* Set problem *
Tally the lines containing the word "this" and give the total alone.

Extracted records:
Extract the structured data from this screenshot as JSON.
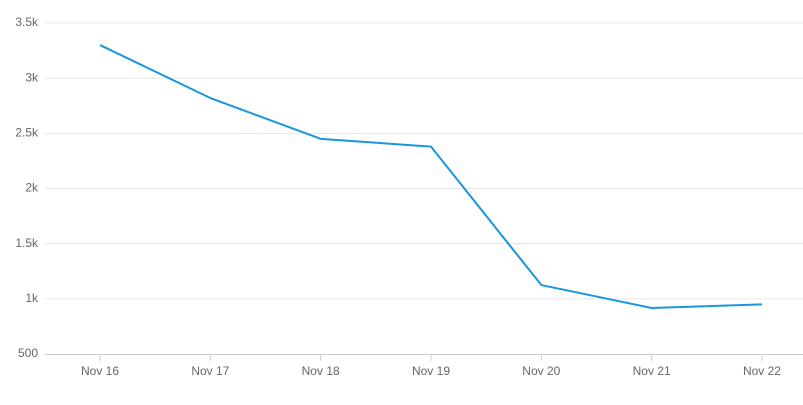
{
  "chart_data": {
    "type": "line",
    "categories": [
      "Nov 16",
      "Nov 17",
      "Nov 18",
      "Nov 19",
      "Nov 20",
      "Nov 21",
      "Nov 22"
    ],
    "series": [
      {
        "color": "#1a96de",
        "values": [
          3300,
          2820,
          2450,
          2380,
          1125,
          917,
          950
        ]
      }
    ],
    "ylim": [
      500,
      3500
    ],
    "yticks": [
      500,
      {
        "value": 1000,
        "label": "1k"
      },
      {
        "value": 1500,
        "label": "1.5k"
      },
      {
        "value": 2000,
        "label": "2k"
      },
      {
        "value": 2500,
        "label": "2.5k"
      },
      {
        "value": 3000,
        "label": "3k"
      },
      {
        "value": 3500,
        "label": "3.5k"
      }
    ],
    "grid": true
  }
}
--
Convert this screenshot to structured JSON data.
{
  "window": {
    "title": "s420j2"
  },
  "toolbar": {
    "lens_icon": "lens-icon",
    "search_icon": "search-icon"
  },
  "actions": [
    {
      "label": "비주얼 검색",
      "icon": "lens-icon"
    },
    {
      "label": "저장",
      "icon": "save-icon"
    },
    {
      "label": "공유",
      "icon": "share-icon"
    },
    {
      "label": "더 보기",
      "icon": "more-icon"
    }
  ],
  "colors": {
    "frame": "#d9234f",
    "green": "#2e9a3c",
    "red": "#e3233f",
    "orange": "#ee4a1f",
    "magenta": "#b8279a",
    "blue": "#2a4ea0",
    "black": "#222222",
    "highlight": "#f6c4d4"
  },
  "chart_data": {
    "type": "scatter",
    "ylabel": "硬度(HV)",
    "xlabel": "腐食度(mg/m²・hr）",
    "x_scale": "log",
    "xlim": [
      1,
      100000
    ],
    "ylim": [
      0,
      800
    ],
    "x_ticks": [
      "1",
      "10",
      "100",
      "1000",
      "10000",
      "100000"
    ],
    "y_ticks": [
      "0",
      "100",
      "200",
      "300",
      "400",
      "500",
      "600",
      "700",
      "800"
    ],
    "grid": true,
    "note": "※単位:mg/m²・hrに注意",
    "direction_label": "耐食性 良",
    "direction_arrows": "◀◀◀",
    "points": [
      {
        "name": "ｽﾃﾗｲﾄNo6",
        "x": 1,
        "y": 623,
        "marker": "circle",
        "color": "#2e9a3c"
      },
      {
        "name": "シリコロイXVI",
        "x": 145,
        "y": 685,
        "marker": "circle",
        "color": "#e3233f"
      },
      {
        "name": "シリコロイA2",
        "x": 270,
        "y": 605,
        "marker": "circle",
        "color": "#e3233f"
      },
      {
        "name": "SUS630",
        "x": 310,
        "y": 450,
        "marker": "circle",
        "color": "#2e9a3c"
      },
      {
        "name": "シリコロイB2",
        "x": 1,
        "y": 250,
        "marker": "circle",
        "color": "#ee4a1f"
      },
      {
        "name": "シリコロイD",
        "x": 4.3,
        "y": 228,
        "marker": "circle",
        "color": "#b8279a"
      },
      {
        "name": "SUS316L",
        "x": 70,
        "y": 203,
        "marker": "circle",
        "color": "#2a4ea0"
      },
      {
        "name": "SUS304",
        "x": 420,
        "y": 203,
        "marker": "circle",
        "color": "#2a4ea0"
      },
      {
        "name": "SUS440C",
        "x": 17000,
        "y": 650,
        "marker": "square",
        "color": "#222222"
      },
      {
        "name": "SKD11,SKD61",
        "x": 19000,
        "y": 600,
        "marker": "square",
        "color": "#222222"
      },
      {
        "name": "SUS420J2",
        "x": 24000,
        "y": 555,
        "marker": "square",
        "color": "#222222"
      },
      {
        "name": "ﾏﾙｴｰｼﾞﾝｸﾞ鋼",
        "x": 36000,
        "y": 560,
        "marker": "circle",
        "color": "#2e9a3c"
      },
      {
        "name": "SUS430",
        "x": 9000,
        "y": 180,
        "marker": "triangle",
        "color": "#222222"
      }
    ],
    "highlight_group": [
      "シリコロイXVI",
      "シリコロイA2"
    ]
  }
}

* The reply *
2